**Your instructions**
Make an exact copy of all the entries, but do not reproduce the pictures.

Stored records
┄┄┄┄┄┄┄┄┄┄
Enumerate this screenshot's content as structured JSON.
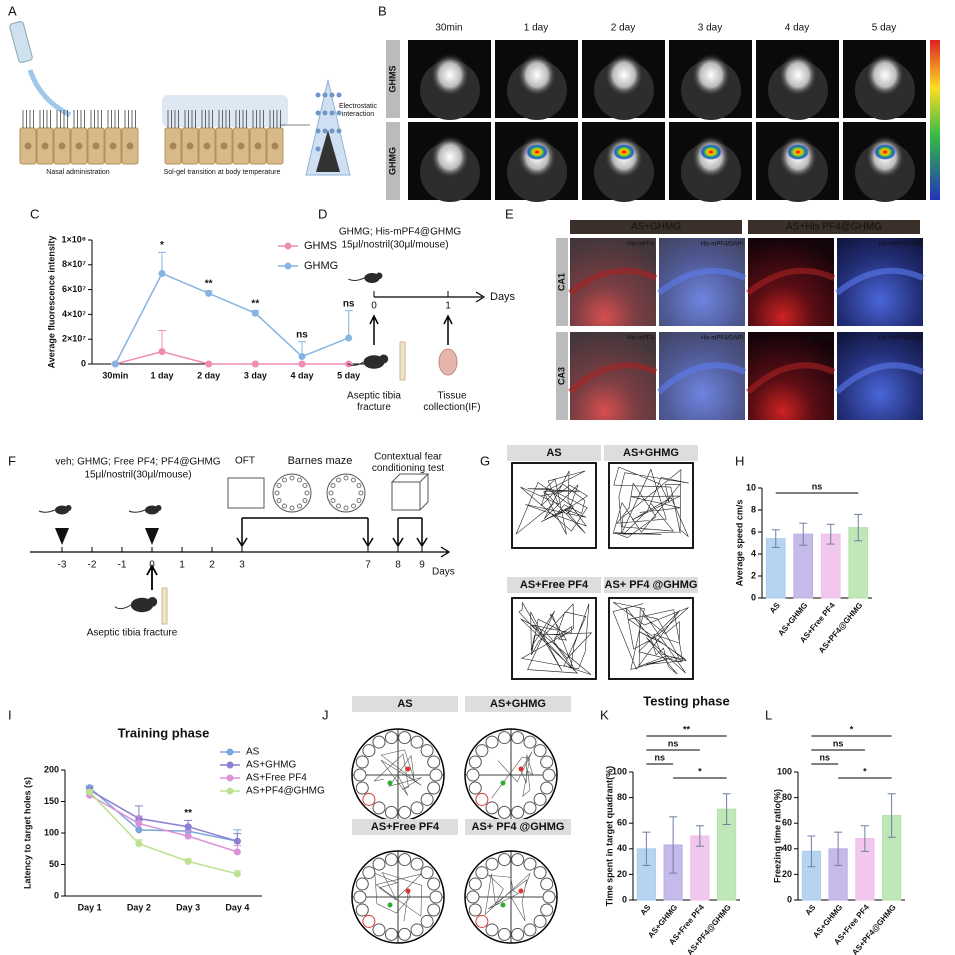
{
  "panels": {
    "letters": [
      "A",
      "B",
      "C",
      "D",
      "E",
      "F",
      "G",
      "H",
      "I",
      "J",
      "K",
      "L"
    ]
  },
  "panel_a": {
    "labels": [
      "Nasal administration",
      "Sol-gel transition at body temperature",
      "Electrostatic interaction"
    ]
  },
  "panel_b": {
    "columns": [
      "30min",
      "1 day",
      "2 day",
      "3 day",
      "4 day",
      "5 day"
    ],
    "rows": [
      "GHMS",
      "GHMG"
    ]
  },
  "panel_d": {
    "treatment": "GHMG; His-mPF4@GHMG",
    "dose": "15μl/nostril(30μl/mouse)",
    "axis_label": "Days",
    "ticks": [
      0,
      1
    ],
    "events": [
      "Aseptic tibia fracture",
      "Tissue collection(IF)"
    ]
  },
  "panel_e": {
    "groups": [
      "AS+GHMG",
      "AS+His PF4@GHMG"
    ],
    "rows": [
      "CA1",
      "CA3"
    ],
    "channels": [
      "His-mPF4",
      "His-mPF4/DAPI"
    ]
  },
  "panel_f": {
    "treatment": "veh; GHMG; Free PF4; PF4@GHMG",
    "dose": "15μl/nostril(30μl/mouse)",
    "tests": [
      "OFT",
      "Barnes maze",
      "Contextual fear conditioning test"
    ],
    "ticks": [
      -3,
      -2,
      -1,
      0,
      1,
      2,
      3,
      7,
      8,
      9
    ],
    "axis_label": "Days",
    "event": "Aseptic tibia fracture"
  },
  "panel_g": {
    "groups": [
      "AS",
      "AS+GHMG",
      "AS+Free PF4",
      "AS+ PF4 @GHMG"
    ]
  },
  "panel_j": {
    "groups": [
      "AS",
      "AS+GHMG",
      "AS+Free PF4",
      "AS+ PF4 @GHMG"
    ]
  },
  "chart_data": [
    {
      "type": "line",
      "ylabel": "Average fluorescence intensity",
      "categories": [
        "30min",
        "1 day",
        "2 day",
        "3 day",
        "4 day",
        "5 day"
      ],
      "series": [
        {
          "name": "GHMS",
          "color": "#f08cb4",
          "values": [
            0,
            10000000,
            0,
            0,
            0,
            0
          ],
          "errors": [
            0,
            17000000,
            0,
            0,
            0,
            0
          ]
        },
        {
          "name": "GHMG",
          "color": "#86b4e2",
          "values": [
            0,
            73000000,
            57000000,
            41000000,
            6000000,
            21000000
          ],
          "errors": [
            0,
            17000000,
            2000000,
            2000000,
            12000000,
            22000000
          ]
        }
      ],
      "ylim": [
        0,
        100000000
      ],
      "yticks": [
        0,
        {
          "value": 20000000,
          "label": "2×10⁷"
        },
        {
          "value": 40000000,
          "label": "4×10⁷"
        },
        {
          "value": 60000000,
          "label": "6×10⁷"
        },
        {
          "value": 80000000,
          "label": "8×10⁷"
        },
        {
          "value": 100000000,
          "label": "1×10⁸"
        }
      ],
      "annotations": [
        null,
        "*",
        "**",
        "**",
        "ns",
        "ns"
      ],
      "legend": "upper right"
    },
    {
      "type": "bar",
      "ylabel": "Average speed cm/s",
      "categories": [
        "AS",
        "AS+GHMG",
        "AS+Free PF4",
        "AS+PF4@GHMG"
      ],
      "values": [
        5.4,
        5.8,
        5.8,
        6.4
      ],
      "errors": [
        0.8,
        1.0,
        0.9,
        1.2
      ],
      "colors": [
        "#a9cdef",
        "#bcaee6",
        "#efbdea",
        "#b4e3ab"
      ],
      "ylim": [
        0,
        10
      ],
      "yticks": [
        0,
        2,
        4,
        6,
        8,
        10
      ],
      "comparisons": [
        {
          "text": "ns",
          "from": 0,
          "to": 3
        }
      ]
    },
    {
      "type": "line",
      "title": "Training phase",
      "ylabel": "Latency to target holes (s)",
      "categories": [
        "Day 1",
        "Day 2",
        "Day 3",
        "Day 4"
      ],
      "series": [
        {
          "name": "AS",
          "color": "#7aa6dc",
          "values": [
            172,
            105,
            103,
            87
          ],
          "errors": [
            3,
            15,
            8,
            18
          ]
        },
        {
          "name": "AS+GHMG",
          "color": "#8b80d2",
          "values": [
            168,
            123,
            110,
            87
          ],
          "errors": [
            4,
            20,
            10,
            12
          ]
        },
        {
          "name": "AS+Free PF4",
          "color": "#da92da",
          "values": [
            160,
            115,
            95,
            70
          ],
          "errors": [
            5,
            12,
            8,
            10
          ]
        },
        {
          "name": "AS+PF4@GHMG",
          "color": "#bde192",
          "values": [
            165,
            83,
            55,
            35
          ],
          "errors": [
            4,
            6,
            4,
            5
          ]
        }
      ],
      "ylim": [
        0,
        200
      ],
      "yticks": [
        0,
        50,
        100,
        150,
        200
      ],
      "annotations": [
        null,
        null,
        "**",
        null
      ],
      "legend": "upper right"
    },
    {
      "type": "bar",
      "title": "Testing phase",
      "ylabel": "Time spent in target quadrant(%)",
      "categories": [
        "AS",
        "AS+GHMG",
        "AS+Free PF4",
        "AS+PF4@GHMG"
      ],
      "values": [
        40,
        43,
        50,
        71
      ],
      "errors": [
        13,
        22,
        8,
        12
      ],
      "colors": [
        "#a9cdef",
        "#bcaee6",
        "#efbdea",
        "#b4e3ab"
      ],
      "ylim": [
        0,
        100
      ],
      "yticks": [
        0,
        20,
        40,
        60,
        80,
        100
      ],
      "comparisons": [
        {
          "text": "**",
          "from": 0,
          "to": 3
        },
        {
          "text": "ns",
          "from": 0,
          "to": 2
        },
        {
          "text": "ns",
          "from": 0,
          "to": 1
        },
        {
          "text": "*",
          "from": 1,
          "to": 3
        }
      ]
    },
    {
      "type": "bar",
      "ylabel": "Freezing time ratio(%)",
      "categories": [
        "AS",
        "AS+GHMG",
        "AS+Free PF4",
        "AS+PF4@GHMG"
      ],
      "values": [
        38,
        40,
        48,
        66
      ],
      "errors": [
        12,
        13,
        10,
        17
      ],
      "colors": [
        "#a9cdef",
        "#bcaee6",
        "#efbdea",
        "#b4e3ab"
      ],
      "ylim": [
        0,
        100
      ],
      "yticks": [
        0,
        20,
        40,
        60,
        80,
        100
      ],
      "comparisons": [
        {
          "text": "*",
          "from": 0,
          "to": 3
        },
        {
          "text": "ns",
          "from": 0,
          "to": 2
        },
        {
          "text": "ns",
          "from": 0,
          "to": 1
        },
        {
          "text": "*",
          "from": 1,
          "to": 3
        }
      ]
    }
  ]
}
┄┄┄┄┄┄┄┄┄┄
**Result**
Enumerate this screenshot's content as structured JSON.
{
  "panels": {
    "letters": [
      "A",
      "B",
      "C",
      "D",
      "E",
      "F",
      "G",
      "H",
      "I",
      "J",
      "K",
      "L"
    ]
  },
  "panel_a": {
    "labels": [
      "Nasal administration",
      "Sol-gel transition at body temperature",
      "Electrostatic interaction"
    ]
  },
  "panel_b": {
    "columns": [
      "30min",
      "1 day",
      "2 day",
      "3 day",
      "4 day",
      "5 day"
    ],
    "rows": [
      "GHMS",
      "GHMG"
    ]
  },
  "panel_d": {
    "treatment": "GHMG; His-mPF4@GHMG",
    "dose": "15μl/nostril(30μl/mouse)",
    "axis_label": "Days",
    "ticks": [
      0,
      1
    ],
    "events": [
      "Aseptic tibia fracture",
      "Tissue collection(IF)"
    ]
  },
  "panel_e": {
    "groups": [
      "AS+GHMG",
      "AS+His PF4@GHMG"
    ],
    "rows": [
      "CA1",
      "CA3"
    ],
    "channels": [
      "His-mPF4",
      "His-mPF4/DAPI"
    ]
  },
  "panel_f": {
    "treatment": "veh; GHMG; Free PF4; PF4@GHMG",
    "dose": "15μl/nostril(30μl/mouse)",
    "tests": [
      "OFT",
      "Barnes maze",
      "Contextual fear conditioning test"
    ],
    "ticks": [
      -3,
      -2,
      -1,
      0,
      1,
      2,
      3,
      7,
      8,
      9
    ],
    "axis_label": "Days",
    "event": "Aseptic tibia fracture"
  },
  "panel_g": {
    "groups": [
      "AS",
      "AS+GHMG",
      "AS+Free PF4",
      "AS+ PF4 @GHMG"
    ]
  },
  "panel_j": {
    "groups": [
      "AS",
      "AS+GHMG",
      "AS+Free PF4",
      "AS+ PF4 @GHMG"
    ]
  },
  "chart_data": [
    {
      "type": "line",
      "ylabel": "Average fluorescence intensity",
      "categories": [
        "30min",
        "1 day",
        "2 day",
        "3 day",
        "4 day",
        "5 day"
      ],
      "series": [
        {
          "name": "GHMS",
          "color": "#f08cb4",
          "values": [
            0,
            10000000,
            0,
            0,
            0,
            0
          ],
          "errors": [
            0,
            17000000,
            0,
            0,
            0,
            0
          ]
        },
        {
          "name": "GHMG",
          "color": "#86b4e2",
          "values": [
            0,
            73000000,
            57000000,
            41000000,
            6000000,
            21000000
          ],
          "errors": [
            0,
            17000000,
            2000000,
            2000000,
            12000000,
            22000000
          ]
        }
      ],
      "ylim": [
        0,
        100000000
      ],
      "yticks": [
        0,
        {
          "value": 20000000,
          "label": "2×10⁷"
        },
        {
          "value": 40000000,
          "label": "4×10⁷"
        },
        {
          "value": 60000000,
          "label": "6×10⁷"
        },
        {
          "value": 80000000,
          "label": "8×10⁷"
        },
        {
          "value": 100000000,
          "label": "1×10⁸"
        }
      ],
      "annotations": [
        null,
        "*",
        "**",
        "**",
        "ns",
        "ns"
      ],
      "legend": "upper right"
    },
    {
      "type": "bar",
      "ylabel": "Average speed cm/s",
      "categories": [
        "AS",
        "AS+GHMG",
        "AS+Free PF4",
        "AS+PF4@GHMG"
      ],
      "values": [
        5.4,
        5.8,
        5.8,
        6.4
      ],
      "errors": [
        0.8,
        1.0,
        0.9,
        1.2
      ],
      "colors": [
        "#a9cdef",
        "#bcaee6",
        "#efbdea",
        "#b4e3ab"
      ],
      "ylim": [
        0,
        10
      ],
      "yticks": [
        0,
        2,
        4,
        6,
        8,
        10
      ],
      "comparisons": [
        {
          "text": "ns",
          "from": 0,
          "to": 3
        }
      ]
    },
    {
      "type": "line",
      "title": "Training phase",
      "ylabel": "Latency to target holes (s)",
      "categories": [
        "Day 1",
        "Day 2",
        "Day 3",
        "Day 4"
      ],
      "series": [
        {
          "name": "AS",
          "color": "#7aa6dc",
          "values": [
            172,
            105,
            103,
            87
          ],
          "errors": [
            3,
            15,
            8,
            18
          ]
        },
        {
          "name": "AS+GHMG",
          "color": "#8b80d2",
          "values": [
            168,
            123,
            110,
            87
          ],
          "errors": [
            4,
            20,
            10,
            12
          ]
        },
        {
          "name": "AS+Free PF4",
          "color": "#da92da",
          "values": [
            160,
            115,
            95,
            70
          ],
          "errors": [
            5,
            12,
            8,
            10
          ]
        },
        {
          "name": "AS+PF4@GHMG",
          "color": "#bde192",
          "values": [
            165,
            83,
            55,
            35
          ],
          "errors": [
            4,
            6,
            4,
            5
          ]
        }
      ],
      "ylim": [
        0,
        200
      ],
      "yticks": [
        0,
        50,
        100,
        150,
        200
      ],
      "annotations": [
        null,
        null,
        "**",
        null
      ],
      "legend": "upper right"
    },
    {
      "type": "bar",
      "title": "Testing phase",
      "ylabel": "Time spent in target quadrant(%)",
      "categories": [
        "AS",
        "AS+GHMG",
        "AS+Free PF4",
        "AS+PF4@GHMG"
      ],
      "values": [
        40,
        43,
        50,
        71
      ],
      "errors": [
        13,
        22,
        8,
        12
      ],
      "colors": [
        "#a9cdef",
        "#bcaee6",
        "#efbdea",
        "#b4e3ab"
      ],
      "ylim": [
        0,
        100
      ],
      "yticks": [
        0,
        20,
        40,
        60,
        80,
        100
      ],
      "comparisons": [
        {
          "text": "**",
          "from": 0,
          "to": 3
        },
        {
          "text": "ns",
          "from": 0,
          "to": 2
        },
        {
          "text": "ns",
          "from": 0,
          "to": 1
        },
        {
          "text": "*",
          "from": 1,
          "to": 3
        }
      ]
    },
    {
      "type": "bar",
      "ylabel": "Freezing time ratio(%)",
      "categories": [
        "AS",
        "AS+GHMG",
        "AS+Free PF4",
        "AS+PF4@GHMG"
      ],
      "values": [
        38,
        40,
        48,
        66
      ],
      "errors": [
        12,
        13,
        10,
        17
      ],
      "colors": [
        "#a9cdef",
        "#bcaee6",
        "#efbdea",
        "#b4e3ab"
      ],
      "ylim": [
        0,
        100
      ],
      "yticks": [
        0,
        20,
        40,
        60,
        80,
        100
      ],
      "comparisons": [
        {
          "text": "*",
          "from": 0,
          "to": 3
        },
        {
          "text": "ns",
          "from": 0,
          "to": 2
        },
        {
          "text": "ns",
          "from": 0,
          "to": 1
        },
        {
          "text": "*",
          "from": 1,
          "to": 3
        }
      ]
    }
  ]
}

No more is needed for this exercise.